(begin)

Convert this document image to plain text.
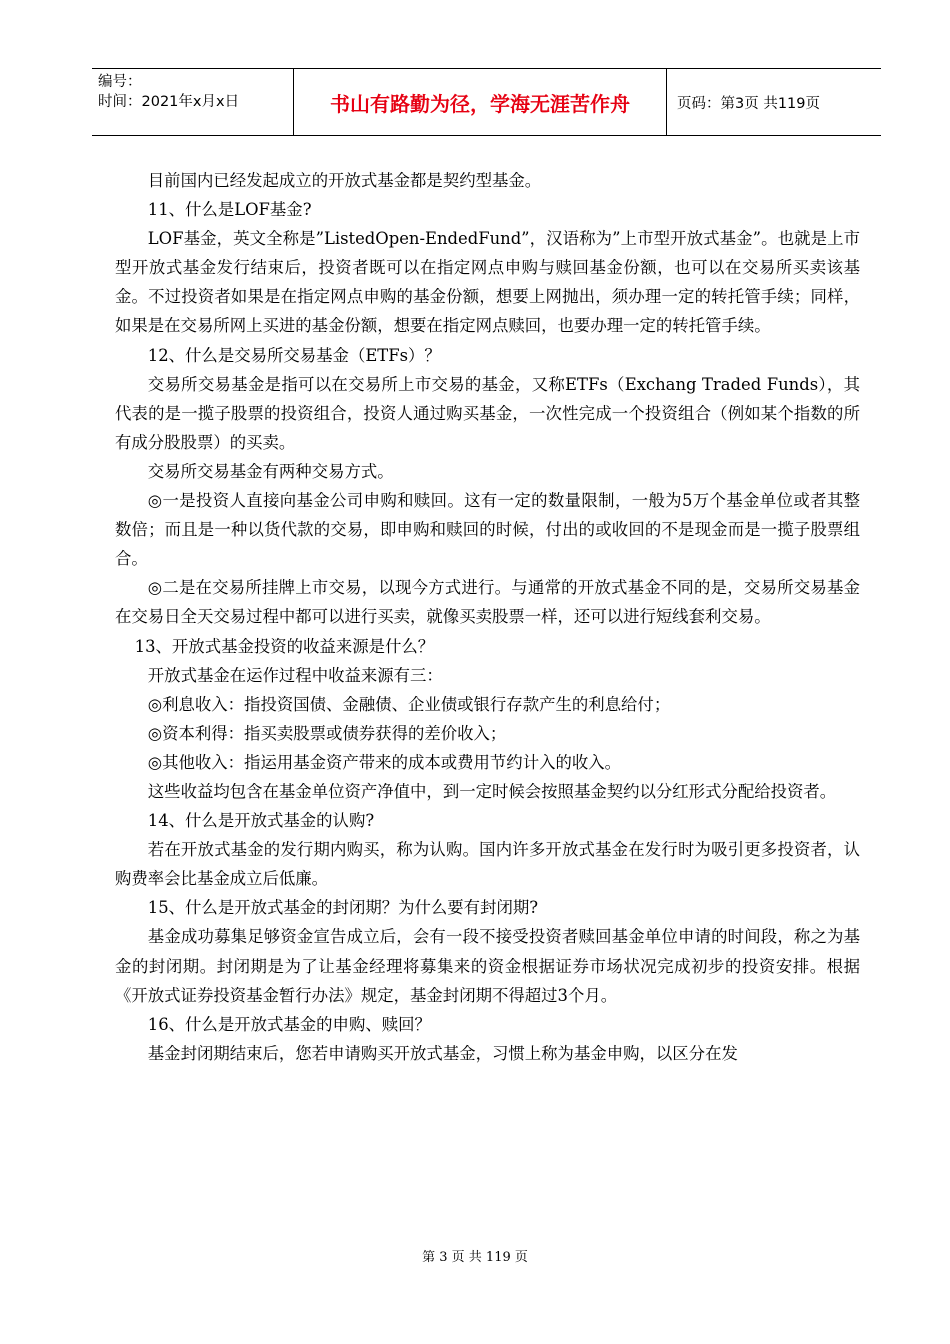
编号：
时间：2021年x月x日	书山有路勤为径，学海无涯苦作舟	页码：第3页 共119页

目前国内已经发起成立的开放式基金都是契约型基金。

11、什么是LOF基金?

LOF基金，英文全称是”ListedOpen-EndedFund”，汉语称为”上市型开放式基金”。也就是上市型开放式基金发行结束后，投资者既可以在指定网点申购与赎回基金份额，也可以在交易所买卖该基金。不过投资者如果是在指定网点申购的基金份额，想要上网抛出，须办理一定的转托管手续；同样，如果是在交易所网上买进的基金份额，想要在指定网点赎回，也要办理一定的转托管手续。

12、什么是交易所交易基金（ETFs）？

交易所交易基金是指可以在交易所上市交易的基金，又称ETFs（Exchang Traded Funds），其代表的是一揽子股票的投资组合，投资人通过购买基金，一次性完成一个投资组合（例如某个指数的所有成分股股票）的买卖。

交易所交易基金有两种交易方式。

◎一是投资人直接向基金公司申购和赎回。这有一定的数量限制，一般为5万个基金单位或者其整数倍；而且是一种以货代款的交易，即申购和赎回的时候，付出的或收回的不是现金而是一揽子股票组合。

◎二是在交易所挂牌上市交易，以现今方式进行。与通常的开放式基金不同的是，交易所交易基金在交易日全天交易过程中都可以进行买卖，就像买卖股票一样，还可以进行短线套利交易。

13、开放式基金投资的收益来源是什么？

开放式基金在运作过程中收益来源有三：

◎利息收入：指投资国债、金融债、企业债或银行存款产生的利息给付；

◎资本利得：指买卖股票或债券获得的差价收入；

◎其他收入：指运用基金资产带来的成本或费用节约计入的收入。

这些收益均包含在基金单位资产净值中，到一定时候会按照基金契约以分红形式分配给投资者。

14、什么是开放式基金的认购?

若在开放式基金的发行期内购买，称为认购。国内许多开放式基金在发行时为吸引更多投资者，认购费率会比基金成立后低廉。

15、什么是开放式基金的封闭期？为什么要有封闭期?

基金成功募集足够资金宣告成立后，会有一段不接受投资者赎回基金单位申请的时间段，称之为基金的封闭期。封闭期是为了让基金经理将募集来的资金根据证券市场状况完成初步的投资安排。根据《开放式证券投资基金暂行办法》规定，基金封闭期不得超过3个月。

16、什么是开放式基金的申购、赎回？

基金封闭期结束后，您若申请购买开放式基金，习惯上称为基金申购，以区分在发

第 3 页 共 119 页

(end)

Nothing in the entries should change as you copy them, except that the pictures are left out.

Convert this document image to plain text.
编号：
时间：2021年x月x日	书山有路勤为径，学海无涯苦作舟	页码：第3页 共119页

目前国内已经发起成立的开放式基金都是契约型基金。

11、什么是LOF基金?

LOF基金，英文全称是”ListedOpen-EndedFund”，汉语称为”上市型开放式基金”。也就是上市型开放式基金发行结束后，投资者既可以在指定网点申购与赎回基金份额，也可以在交易所买卖该基金。不过投资者如果是在指定网点申购的基金份额，想要上网抛出，须办理一定的转托管手续；同样，如果是在交易所网上买进的基金份额，想要在指定网点赎回，也要办理一定的转托管手续。

12、什么是交易所交易基金（ETFs）？

交易所交易基金是指可以在交易所上市交易的基金，又称ETFs（Exchang Traded Funds），其代表的是一揽子股票的投资组合，投资人通过购买基金，一次性完成一个投资组合（例如某个指数的所有成分股股票）的买卖。

交易所交易基金有两种交易方式。

◎一是投资人直接向基金公司申购和赎回。这有一定的数量限制，一般为5万个基金单位或者其整数倍；而且是一种以货代款的交易，即申购和赎回的时候，付出的或收回的不是现金而是一揽子股票组合。

◎二是在交易所挂牌上市交易，以现今方式进行。与通常的开放式基金不同的是，交易所交易基金在交易日全天交易过程中都可以进行买卖，就像买卖股票一样，还可以进行短线套利交易。

13、开放式基金投资的收益来源是什么？

开放式基金在运作过程中收益来源有三：

◎利息收入：指投资国债、金融债、企业债或银行存款产生的利息给付；

◎资本利得：指买卖股票或债券获得的差价收入；

◎其他收入：指运用基金资产带来的成本或费用节约计入的收入。

这些收益均包含在基金单位资产净值中，到一定时候会按照基金契约以分红形式分配给投资者。

14、什么是开放式基金的认购?

若在开放式基金的发行期内购买，称为认购。国内许多开放式基金在发行时为吸引更多投资者，认购费率会比基金成立后低廉。

15、什么是开放式基金的封闭期？为什么要有封闭期?

基金成功募集足够资金宣告成立后，会有一段不接受投资者赎回基金单位申请的时间段，称之为基金的封闭期。封闭期是为了让基金经理将募集来的资金根据证券市场状况完成初步的投资安排。根据《开放式证券投资基金暂行办法》规定，基金封闭期不得超过3个月。

16、什么是开放式基金的申购、赎回？

基金封闭期结束后，您若申请购买开放式基金，习惯上称为基金申购，以区分在发

第 3 页 共 119 页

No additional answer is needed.